TASK OBJECTIVE> Give back the full material, exactly as it reads.

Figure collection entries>

## begin

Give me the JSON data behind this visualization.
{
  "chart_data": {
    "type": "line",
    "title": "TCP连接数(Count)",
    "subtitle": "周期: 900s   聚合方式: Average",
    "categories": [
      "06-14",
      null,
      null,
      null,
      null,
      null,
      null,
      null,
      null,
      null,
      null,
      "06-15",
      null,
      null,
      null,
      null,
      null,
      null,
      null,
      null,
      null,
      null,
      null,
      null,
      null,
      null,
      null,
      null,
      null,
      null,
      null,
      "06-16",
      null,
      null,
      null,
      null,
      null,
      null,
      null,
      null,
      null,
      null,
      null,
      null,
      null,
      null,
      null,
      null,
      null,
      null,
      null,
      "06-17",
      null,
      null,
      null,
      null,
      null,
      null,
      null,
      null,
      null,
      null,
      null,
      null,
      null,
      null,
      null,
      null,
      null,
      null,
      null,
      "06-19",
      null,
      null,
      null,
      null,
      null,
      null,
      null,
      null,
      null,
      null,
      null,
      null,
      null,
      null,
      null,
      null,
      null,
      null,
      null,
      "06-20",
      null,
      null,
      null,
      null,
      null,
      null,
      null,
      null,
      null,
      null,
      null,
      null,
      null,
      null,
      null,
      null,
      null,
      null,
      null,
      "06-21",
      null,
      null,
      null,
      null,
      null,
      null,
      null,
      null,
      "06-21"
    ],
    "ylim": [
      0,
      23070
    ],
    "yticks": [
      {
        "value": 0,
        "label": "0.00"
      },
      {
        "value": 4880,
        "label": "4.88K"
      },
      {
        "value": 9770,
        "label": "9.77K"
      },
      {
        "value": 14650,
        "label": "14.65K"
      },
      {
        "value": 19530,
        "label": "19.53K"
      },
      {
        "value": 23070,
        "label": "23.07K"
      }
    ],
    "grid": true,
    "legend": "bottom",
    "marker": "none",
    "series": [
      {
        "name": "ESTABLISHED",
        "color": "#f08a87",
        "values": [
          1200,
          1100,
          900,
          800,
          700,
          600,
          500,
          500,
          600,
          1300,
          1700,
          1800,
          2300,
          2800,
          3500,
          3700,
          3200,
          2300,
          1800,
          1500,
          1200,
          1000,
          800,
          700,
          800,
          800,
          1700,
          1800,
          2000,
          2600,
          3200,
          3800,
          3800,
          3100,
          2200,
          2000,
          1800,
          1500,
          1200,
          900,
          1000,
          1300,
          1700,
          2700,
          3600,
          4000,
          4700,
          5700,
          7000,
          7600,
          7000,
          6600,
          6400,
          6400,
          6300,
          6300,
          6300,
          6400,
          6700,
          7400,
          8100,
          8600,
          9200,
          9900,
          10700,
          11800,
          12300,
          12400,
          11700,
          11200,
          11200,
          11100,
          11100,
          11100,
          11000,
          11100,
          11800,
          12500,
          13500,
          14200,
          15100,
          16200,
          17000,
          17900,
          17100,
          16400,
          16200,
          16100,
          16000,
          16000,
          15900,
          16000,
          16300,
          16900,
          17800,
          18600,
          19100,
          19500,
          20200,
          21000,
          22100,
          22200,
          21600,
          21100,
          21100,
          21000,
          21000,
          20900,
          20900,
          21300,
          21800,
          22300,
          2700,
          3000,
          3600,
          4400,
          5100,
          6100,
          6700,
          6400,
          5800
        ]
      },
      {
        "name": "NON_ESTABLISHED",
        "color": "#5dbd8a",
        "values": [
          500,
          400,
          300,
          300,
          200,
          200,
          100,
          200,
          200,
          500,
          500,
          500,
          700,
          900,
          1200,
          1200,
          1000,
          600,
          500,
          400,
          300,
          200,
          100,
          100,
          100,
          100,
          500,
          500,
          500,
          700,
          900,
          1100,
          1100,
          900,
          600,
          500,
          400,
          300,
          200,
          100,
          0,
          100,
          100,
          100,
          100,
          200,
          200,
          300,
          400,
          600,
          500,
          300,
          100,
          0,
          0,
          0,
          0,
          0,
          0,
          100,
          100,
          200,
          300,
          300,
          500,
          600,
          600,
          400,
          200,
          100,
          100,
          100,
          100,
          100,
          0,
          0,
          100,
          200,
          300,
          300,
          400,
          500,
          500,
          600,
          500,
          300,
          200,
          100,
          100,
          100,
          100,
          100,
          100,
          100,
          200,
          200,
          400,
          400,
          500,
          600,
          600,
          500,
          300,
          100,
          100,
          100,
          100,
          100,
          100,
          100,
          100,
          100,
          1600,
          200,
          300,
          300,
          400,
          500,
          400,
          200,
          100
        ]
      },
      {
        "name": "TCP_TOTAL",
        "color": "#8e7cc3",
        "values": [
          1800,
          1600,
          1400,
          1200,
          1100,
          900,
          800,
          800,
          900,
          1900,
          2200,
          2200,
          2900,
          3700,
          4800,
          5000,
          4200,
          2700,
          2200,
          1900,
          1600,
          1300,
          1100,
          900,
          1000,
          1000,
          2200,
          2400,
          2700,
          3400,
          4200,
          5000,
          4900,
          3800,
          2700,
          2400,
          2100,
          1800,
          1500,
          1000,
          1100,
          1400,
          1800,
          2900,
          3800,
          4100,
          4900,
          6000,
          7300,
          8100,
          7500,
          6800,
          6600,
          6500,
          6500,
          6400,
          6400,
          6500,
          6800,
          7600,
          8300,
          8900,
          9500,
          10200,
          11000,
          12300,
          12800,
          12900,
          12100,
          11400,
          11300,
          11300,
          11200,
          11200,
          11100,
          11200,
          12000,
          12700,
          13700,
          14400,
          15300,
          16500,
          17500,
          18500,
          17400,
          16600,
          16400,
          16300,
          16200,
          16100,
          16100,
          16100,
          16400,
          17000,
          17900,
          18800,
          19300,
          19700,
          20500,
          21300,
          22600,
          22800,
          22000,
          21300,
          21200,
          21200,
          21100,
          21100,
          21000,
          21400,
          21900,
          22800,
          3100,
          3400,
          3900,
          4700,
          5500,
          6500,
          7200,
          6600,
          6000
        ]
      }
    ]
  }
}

## end

RESULT BELOW>
Give me the JSON data behind this visualization.
{
  "chart_data": {
    "type": "line",
    "title": "TCP连接数(Count)",
    "subtitle": "周期: 900s   聚合方式: Average",
    "categories": [
      "06-14",
      null,
      null,
      null,
      null,
      null,
      null,
      null,
      null,
      null,
      null,
      "06-15",
      null,
      null,
      null,
      null,
      null,
      null,
      null,
      null,
      null,
      null,
      null,
      null,
      null,
      null,
      null,
      null,
      null,
      null,
      null,
      "06-16",
      null,
      null,
      null,
      null,
      null,
      null,
      null,
      null,
      null,
      null,
      null,
      null,
      null,
      null,
      null,
      null,
      null,
      null,
      null,
      "06-17",
      null,
      null,
      null,
      null,
      null,
      null,
      null,
      null,
      null,
      null,
      null,
      null,
      null,
      null,
      null,
      null,
      null,
      null,
      null,
      "06-19",
      null,
      null,
      null,
      null,
      null,
      null,
      null,
      null,
      null,
      null,
      null,
      null,
      null,
      null,
      null,
      null,
      null,
      null,
      null,
      "06-20",
      null,
      null,
      null,
      null,
      null,
      null,
      null,
      null,
      null,
      null,
      null,
      null,
      null,
      null,
      null,
      null,
      null,
      null,
      null,
      "06-21",
      null,
      null,
      null,
      null,
      null,
      null,
      null,
      null,
      "06-21"
    ],
    "ylim": [
      0,
      23070
    ],
    "yticks": [
      {
        "value": 0,
        "label": "0.00"
      },
      {
        "value": 4880,
        "label": "4.88K"
      },
      {
        "value": 9770,
        "label": "9.77K"
      },
      {
        "value": 14650,
        "label": "14.65K"
      },
      {
        "value": 19530,
        "label": "19.53K"
      },
      {
        "value": 23070,
        "label": "23.07K"
      }
    ],
    "grid": true,
    "legend": "bottom",
    "marker": "none",
    "series": [
      {
        "name": "ESTABLISHED",
        "color": "#f08a87",
        "values": [
          1200,
          1100,
          900,
          800,
          700,
          600,
          500,
          500,
          600,
          1300,
          1700,
          1800,
          2300,
          2800,
          3500,
          3700,
          3200,
          2300,
          1800,
          1500,
          1200,
          1000,
          800,
          700,
          800,
          800,
          1700,
          1800,
          2000,
          2600,
          3200,
          3800,
          3800,
          3100,
          2200,
          2000,
          1800,
          1500,
          1200,
          900,
          1000,
          1300,
          1700,
          2700,
          3600,
          4000,
          4700,
          5700,
          7000,
          7600,
          7000,
          6600,
          6400,
          6400,
          6300,
          6300,
          6300,
          6400,
          6700,
          7400,
          8100,
          8600,
          9200,
          9900,
          10700,
          11800,
          12300,
          12400,
          11700,
          11200,
          11200,
          11100,
          11100,
          11100,
          11000,
          11100,
          11800,
          12500,
          13500,
          14200,
          15100,
          16200,
          17000,
          17900,
          17100,
          16400,
          16200,
          16100,
          16000,
          16000,
          15900,
          16000,
          16300,
          16900,
          17800,
          18600,
          19100,
          19500,
          20200,
          21000,
          22100,
          22200,
          21600,
          21100,
          21100,
          21000,
          21000,
          20900,
          20900,
          21300,
          21800,
          22300,
          2700,
          3000,
          3600,
          4400,
          5100,
          6100,
          6700,
          6400,
          5800
        ]
      },
      {
        "name": "NON_ESTABLISHED",
        "color": "#5dbd8a",
        "values": [
          500,
          400,
          300,
          300,
          200,
          200,
          100,
          200,
          200,
          500,
          500,
          500,
          700,
          900,
          1200,
          1200,
          1000,
          600,
          500,
          400,
          300,
          200,
          100,
          100,
          100,
          100,
          500,
          500,
          500,
          700,
          900,
          1100,
          1100,
          900,
          600,
          500,
          400,
          300,
          200,
          100,
          0,
          100,
          100,
          100,
          100,
          200,
          200,
          300,
          400,
          600,
          500,
          300,
          100,
          0,
          0,
          0,
          0,
          0,
          0,
          100,
          100,
          200,
          300,
          300,
          500,
          600,
          600,
          400,
          200,
          100,
          100,
          100,
          100,
          100,
          0,
          0,
          100,
          200,
          300,
          300,
          400,
          500,
          500,
          600,
          500,
          300,
          200,
          100,
          100,
          100,
          100,
          100,
          100,
          100,
          200,
          200,
          400,
          400,
          500,
          600,
          600,
          500,
          300,
          100,
          100,
          100,
          100,
          100,
          100,
          100,
          100,
          100,
          1600,
          200,
          300,
          300,
          400,
          500,
          400,
          200,
          100
        ]
      },
      {
        "name": "TCP_TOTAL",
        "color": "#8e7cc3",
        "values": [
          1800,
          1600,
          1400,
          1200,
          1100,
          900,
          800,
          800,
          900,
          1900,
          2200,
          2200,
          2900,
          3700,
          4800,
          5000,
          4200,
          2700,
          2200,
          1900,
          1600,
          1300,
          1100,
          900,
          1000,
          1000,
          2200,
          2400,
          2700,
          3400,
          4200,
          5000,
          4900,
          3800,
          2700,
          2400,
          2100,
          1800,
          1500,
          1000,
          1100,
          1400,
          1800,
          2900,
          3800,
          4100,
          4900,
          6000,
          7300,
          8100,
          7500,
          6800,
          6600,
          6500,
          6500,
          6400,
          6400,
          6500,
          6800,
          7600,
          8300,
          8900,
          9500,
          10200,
          11000,
          12300,
          12800,
          12900,
          12100,
          11400,
          11300,
          11300,
          11200,
          11200,
          11100,
          11200,
          12000,
          12700,
          13700,
          14400,
          15300,
          16500,
          17500,
          18500,
          17400,
          16600,
          16400,
          16300,
          16200,
          16100,
          16100,
          16100,
          16400,
          17000,
          17900,
          18800,
          19300,
          19700,
          20500,
          21300,
          22600,
          22800,
          22000,
          21300,
          21200,
          21200,
          21100,
          21100,
          21000,
          21400,
          21900,
          22800,
          3100,
          3400,
          3900,
          4700,
          5500,
          6500,
          7200,
          6600,
          6000
        ]
      }
    ]
  }
}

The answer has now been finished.